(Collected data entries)

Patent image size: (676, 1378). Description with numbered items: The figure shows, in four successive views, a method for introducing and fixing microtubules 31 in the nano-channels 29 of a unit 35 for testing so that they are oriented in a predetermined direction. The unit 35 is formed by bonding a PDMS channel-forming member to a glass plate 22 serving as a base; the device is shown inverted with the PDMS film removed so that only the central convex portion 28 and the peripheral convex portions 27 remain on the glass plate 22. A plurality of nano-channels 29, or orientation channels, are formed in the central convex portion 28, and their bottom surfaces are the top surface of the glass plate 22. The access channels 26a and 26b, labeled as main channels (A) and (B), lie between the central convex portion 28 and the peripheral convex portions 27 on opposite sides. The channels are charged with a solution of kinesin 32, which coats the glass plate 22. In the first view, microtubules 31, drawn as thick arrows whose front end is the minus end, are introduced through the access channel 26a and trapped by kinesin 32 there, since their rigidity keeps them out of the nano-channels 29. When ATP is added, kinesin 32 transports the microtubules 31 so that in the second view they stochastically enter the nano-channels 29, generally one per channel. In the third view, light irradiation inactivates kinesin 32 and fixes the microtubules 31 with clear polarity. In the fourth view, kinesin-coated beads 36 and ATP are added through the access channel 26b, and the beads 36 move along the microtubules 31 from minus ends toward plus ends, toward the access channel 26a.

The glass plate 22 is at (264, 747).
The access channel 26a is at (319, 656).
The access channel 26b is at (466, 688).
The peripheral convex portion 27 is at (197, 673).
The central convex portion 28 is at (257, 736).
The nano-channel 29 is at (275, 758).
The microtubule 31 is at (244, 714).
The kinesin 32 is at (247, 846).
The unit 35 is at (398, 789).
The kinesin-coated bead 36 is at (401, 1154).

What you need to do: Retype every line of the records above without changing anything.

Exercise output:
Patent image size: (676, 1378). Description with numbered items: The figure shows, in four successive views, a method for introducing and fixing microtubules 31 in the nano-channels 29 of a unit 35 for testing so that they are oriented in a predetermined direction. The unit 35 is formed by bonding a PDMS channel-forming member to a glass plate 22 serving as a base; the device is shown inverted with the PDMS film removed so that only the central convex portion 28 and the peripheral convex portions 27 remain on the glass plate 22. A plurality of nano-channels 29, or orientation channels, are formed in the central convex portion 28, and their bottom surfaces are the top surface of the glass plate 22. The access channels 26a and 26b, labeled as main channels (A) and (B), lie between the central convex portion 28 and the peripheral convex portions 27 on opposite sides. The channels are charged with a solution of kinesin 32, which coats the glass plate 22. In the first view, microtubules 31, drawn as thick arrows whose front end is the minus end, are introduced through the access channel 26a and trapped by kinesin 32 there, since their rigidity keeps them out of the nano-channels 29. When ATP is added, kinesin 32 transports the microtubules 31 so that in the second view they stochastically enter the nano-channels 29, generally one per channel. In the third view, light irradiation inactivates kinesin 32 and fixes the microtubules 31 with clear polarity. In the fourth view, kinesin-coated beads 36 and ATP are added through the access channel 26b, and the beads 36 move along the microtubules 31 from minus ends toward plus ends, toward the access channel 26a.

The glass plate 22 is at (264, 747).
The access channel 26a is at (319, 656).
The access channel 26b is at (466, 688).
The peripheral convex portion 27 is at (197, 673).
The central convex portion 28 is at (257, 736).
The nano-channel 29 is at (275, 758).
The microtubule 31 is at (244, 714).
The kinesin 32 is at (247, 846).
The unit 35 is at (398, 789).
The kinesin-coated bead 36 is at (401, 1154).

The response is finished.